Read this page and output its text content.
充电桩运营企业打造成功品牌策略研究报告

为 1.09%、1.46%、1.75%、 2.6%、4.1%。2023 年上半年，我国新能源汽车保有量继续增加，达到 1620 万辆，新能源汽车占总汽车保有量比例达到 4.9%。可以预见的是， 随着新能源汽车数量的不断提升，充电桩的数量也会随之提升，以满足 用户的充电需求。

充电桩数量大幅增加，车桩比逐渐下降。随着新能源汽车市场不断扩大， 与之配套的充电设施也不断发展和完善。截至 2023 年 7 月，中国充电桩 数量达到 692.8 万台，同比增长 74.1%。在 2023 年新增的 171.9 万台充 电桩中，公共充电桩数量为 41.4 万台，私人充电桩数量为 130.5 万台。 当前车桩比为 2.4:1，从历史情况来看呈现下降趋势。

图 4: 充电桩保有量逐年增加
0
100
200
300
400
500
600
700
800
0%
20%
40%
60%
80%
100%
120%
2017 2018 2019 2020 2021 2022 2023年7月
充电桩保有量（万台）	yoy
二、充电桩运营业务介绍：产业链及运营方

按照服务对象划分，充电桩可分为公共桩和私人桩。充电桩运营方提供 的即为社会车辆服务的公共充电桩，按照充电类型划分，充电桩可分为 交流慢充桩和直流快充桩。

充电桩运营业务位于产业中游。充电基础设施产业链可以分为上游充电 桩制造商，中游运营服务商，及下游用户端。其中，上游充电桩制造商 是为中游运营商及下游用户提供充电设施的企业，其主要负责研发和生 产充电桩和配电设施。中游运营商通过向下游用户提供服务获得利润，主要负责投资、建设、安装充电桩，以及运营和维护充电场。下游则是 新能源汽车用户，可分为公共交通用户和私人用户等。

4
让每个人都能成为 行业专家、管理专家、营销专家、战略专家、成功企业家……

● ● ●

→ What is expected
Set down the entries above again, word for word.

→ Task response
Read this page and output its text content.
充电桩运营企业打造成功品牌策略研究报告

为 1.09%、1.46%、1.75%、 2.6%、4.1%。2023 年上半年，我国新能源汽车保有量继续增加，达到 1620 万辆，新能源汽车占总汽车保有量比例达到 4.9%。可以预见的是， 随着新能源汽车数量的不断提升，充电桩的数量也会随之提升，以满足 用户的充电需求。

充电桩数量大幅增加，车桩比逐渐下降。随着新能源汽车市场不断扩大， 与之配套的充电设施也不断发展和完善。截至 2023 年 7 月，中国充电桩 数量达到 692.8 万台，同比增长 74.1%。在 2023 年新增的 171.9 万台充 电桩中，公共充电桩数量为 41.4 万台，私人充电桩数量为 130.5 万台。 当前车桩比为 2.4:1，从历史情况来看呈现下降趋势。

图 4: 充电桩保有量逐年增加
0
100
200
300
400
500
600
700
800
0%
20%
40%
60%
80%
100%
120%
2017 2018 2019 2020 2021 2022 2023年7月
充电桩保有量（万台）	yoy
二、充电桩运营业务介绍：产业链及运营方

按照服务对象划分，充电桩可分为公共桩和私人桩。充电桩运营方提供 的即为社会车辆服务的公共充电桩，按照充电类型划分，充电桩可分为 交流慢充桩和直流快充桩。

充电桩运营业务位于产业中游。充电基础设施产业链可以分为上游充电 桩制造商，中游运营服务商，及下游用户端。其中，上游充电桩制造商 是为中游运营商及下游用户提供充电设施的企业，其主要负责研发和生 产充电桩和配电设施。中游运营商通过向下游用户提供服务获得利润，主要负责投资、建设、安装充电桩，以及运营和维护充电场。下游则是 新能源汽车用户，可分为公共交通用户和私人用户等。

4
让每个人都能成为 行业专家、管理专家、营销专家、战略专家、成功企业家……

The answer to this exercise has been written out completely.